> Фрагмент документа
########
Тем не менее Керенский по этому поводу отчитал Протопопова самым оскорбительным образом, как мальчишку. К сожалению, мы были целиком в его власти, и он мог безнаказанно делать что угодно. Он насмехался над Протопоповым, спрашивал, как он, избранный народом член Думы, может оправдать свои действия по расходованию государственных средств на субсидирование пользующегося дурной славой Союза русского народа, чрезвычайно антидемократического и продемонстрировавшего злонамеренность в своих действиях. Манера, в которой Керенский бранил Протопопова, вызвала у меня такое отвращение, что я, наконец, встал и в весьма категоричном тоне спросил, необходимо ли мое присутствие для дальнейшего расследования. Когда Керенский ответил, что нет, я попросил солдата, который привел меня сюда, увести обратно в камеру. Так окончился мой первый перекрестный допрос, за которым последовали многие другие.
Раз в неделю заключенным разрешали принимать посетителей, и не могу даже выразить, как сильно я ждал встречи с женой. До первого свидания я не понимал, при каких тягостных обстоятельствах будет происходить разговор, но довольно скоро понял, что наших тюремщиков будет озлоблять любое наше проявление радости. При первом визите жены я, ничего не подозревая, спросил, как поживает мой друг Гвоздев, и совершенно не понял ее замешательства. Она сделала едва заметный знак глазами, и, повернувшись, я увидел прапорщика, стоящего за моей спиной и открыто записывающего слово в слово в свой блокнот наш разговор. И только тогда я понял, как опасно упоминать любые имена. Я ужаснулся своей неумышленной неосторожности и пришел в такое замешательство, что вскочил, покинул жену и поспешно вернулся в камеру.
Жизнь в тюрьме тянулась однообразно, так как мы не только были изолированы друг от друга и, конечно, не могли обмениваться мыслями, но у нас не было книг и газет и, следовательно, никакой возможности заниматься умственной деятельностью. Вместе с тем мы были постоянно голодны, так как еды, выдаваемой нам по распоряжению новых тюремных властей, было совершенно недостаточно. Единственным нашим развлечением, если его можно так назвать, были допросы, которым мы подвергались в Чрезвычайной комиссии, занятой расследованием «преступлений», совершенных различными чиновниками при старом порядке.
Беспомощность, с которой комиссия выполняла свою работу, была бы довольно забавной, если бы обсуждаемые темы не были так важны и если бы, по крайней мере, комиссия не решала мою судьбу, которая полностью находилась в ее власти. Сначала нас подробно допросили обо всех мельчайших деталях нашей прежней службы; но, очевидно, это не дало ничего, что наши следователи могли бы использовать, потому нам приказали записать свои собственные показания, указав все действия, совершенные нами «против интересов народа». Мне, например, предложили дать отчет обо всех мерах, предпринятых мной для подавления революционного движения, о моем образе действий в еврейском вопросе и о разных других вопросах, с которыми я имел дело по должности. Складывалось впечатление, что новые власти, которые при каждом удобном случае так много говорили народу о «преступлениях» царских чиновников, на самом деле не имели представления, в каких же преступлениях нас обвинить. И теперь они надеялись, что наши показания помогут найти улики, позволяющие призвать нас к ответу.
########
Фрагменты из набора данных
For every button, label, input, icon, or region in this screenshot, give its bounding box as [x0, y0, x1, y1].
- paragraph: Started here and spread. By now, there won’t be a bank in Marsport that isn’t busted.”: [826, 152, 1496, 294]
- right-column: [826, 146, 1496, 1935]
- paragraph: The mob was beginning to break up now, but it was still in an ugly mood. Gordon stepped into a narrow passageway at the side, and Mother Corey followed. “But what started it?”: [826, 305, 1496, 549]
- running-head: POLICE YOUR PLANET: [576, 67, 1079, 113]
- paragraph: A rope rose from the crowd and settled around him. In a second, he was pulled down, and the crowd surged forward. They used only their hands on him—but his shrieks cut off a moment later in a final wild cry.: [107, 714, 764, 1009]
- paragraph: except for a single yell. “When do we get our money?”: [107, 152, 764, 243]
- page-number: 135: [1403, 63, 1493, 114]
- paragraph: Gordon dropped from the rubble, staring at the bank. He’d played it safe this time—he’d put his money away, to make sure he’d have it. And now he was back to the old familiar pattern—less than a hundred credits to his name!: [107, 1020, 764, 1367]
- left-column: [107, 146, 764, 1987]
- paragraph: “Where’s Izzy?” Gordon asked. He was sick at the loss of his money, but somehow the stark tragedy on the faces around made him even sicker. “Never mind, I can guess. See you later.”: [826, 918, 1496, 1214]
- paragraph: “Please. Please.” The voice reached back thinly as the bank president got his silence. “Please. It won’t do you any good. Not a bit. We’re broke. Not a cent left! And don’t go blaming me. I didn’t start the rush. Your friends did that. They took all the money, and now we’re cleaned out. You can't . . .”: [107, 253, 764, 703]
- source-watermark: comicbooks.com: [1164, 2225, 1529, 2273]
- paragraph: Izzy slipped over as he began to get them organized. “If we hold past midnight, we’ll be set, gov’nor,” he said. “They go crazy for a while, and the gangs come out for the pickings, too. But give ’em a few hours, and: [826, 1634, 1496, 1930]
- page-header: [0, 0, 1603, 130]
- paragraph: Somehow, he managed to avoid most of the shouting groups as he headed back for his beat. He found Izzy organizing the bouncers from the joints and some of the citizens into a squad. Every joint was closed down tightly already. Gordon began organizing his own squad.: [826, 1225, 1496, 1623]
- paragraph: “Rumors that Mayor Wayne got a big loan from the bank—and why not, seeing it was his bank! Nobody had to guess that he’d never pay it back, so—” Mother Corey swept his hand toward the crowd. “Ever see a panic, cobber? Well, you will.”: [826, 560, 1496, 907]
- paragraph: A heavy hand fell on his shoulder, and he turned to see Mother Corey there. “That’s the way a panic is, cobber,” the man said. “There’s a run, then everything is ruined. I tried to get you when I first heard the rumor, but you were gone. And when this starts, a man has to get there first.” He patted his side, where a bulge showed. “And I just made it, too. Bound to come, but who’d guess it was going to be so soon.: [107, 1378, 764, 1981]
########
> Задания
[1] Воспроизведите дословно часть фрагмента документа: начните со слов «Тем не менее» и остановитесь после слов «последовали многие другие.».
[2] Как часто, согласно фрагменту документа, заключенным разрешали принимать посетителей?
[3] Определите, соответствуют ли фрагменту документа следующие утверждения. Для каждого ответьте «да» или «нет» и приведите решающие слова текста в точной цитате.
(a) У заключенных были книги и газеты.
(b) Во время свидания прапорщик записывал разговор в блокнот.
(c) Еды, которую выдавали заключенным, было достаточно.
Записи никак не связаны с фрагментом документа.

> Ответы к упражнению
[1]
Тем не менее Керенский по этому поводу отчитал Протопопова самым оскорбительным образом, как мальчишку. К сожалению, мы были целиком в его власти, и он мог безнаказанно делать что угодно. Он насмехался над Протопоповым, спрашивал, как он, избранный народом член Думы, может оправдать свои действия по расходованию государственных средств на субсидирование пользующегося дурной славой Союза русского народа, чрезвычайно антидемократического и продемонстрировавшего злонамеренность в своих действиях. Манера, в которой Керенский бранил Протопопова, вызвала у меня такое отвращение, что я, наконец, встал и в весьма категоричном тоне спросил, необходимо ли мое присутствие для дальнейшего расследования. Когда Керенский ответил, что нет, я попросил солдата, который привел меня сюда, увести обратно в камеру. Так окончился мой первый перекрестный допрос, за которым последовали многие другие.

[2] Раз в неделю.

[3]
(a) Нет: «у нас не было книг и газет».
(b) Да: «открыто записывающего слово в слово в свой блокнот наш разговор».
(c) Нет: «еды, выдаваемой нам по распоряжению новых тюремных властей, было совершенно недостаточно».